Records shown:
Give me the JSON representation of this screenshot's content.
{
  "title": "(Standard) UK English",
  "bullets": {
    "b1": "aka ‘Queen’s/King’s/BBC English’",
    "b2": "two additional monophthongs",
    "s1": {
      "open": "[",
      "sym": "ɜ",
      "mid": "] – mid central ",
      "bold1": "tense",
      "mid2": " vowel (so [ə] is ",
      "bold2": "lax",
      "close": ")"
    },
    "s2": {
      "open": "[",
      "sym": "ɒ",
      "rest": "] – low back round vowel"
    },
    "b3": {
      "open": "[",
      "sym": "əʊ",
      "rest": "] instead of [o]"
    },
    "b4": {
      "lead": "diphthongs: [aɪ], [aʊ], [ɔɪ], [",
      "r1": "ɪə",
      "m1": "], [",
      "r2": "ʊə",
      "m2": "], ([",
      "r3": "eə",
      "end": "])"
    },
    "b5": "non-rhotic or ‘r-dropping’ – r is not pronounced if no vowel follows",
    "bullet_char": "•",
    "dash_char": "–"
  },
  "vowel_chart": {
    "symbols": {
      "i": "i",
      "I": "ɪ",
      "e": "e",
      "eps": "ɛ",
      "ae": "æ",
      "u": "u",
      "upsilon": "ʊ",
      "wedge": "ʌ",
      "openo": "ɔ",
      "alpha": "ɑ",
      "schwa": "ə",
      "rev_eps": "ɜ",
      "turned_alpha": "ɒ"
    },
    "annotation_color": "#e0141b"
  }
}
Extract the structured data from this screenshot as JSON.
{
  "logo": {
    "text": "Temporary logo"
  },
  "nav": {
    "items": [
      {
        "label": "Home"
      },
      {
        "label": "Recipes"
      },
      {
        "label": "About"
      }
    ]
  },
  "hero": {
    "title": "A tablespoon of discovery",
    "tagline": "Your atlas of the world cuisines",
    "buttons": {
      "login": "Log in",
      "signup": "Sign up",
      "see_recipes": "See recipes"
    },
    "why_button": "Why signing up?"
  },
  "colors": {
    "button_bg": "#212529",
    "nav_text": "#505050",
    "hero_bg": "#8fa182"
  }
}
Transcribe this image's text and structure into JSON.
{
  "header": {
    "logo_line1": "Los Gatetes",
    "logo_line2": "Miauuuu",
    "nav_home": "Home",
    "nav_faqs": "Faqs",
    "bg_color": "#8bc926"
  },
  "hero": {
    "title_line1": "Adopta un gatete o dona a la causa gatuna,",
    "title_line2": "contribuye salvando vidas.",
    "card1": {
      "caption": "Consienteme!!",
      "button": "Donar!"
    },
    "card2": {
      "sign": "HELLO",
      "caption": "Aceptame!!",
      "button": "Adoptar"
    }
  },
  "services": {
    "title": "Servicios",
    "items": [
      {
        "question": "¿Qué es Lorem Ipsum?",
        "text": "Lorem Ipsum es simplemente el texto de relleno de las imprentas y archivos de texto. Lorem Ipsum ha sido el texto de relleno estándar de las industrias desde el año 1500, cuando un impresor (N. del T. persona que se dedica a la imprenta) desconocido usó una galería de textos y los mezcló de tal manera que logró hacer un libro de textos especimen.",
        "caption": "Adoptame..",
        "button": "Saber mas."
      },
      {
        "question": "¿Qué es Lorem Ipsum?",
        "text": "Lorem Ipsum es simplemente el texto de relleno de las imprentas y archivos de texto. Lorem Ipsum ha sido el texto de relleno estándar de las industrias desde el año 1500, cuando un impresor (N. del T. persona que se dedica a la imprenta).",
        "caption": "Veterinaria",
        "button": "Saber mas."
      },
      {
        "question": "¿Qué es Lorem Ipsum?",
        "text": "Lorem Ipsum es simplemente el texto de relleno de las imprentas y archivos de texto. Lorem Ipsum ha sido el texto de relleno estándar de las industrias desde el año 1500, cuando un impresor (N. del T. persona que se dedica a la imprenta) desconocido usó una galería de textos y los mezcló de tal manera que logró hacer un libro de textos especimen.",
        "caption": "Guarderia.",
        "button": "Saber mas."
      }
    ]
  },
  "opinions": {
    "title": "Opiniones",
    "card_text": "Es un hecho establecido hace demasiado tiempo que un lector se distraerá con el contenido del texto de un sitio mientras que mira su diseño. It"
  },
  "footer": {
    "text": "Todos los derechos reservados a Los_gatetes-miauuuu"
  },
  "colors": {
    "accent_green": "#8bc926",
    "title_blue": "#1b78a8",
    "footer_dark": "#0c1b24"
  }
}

Exercise description:
Using the listing above, locate the lines that hold "screenshot" and copy each one.

Completed task:
Give me the JSON representation of this screenshot's content.
Extract the structured data from this screenshot as JSON.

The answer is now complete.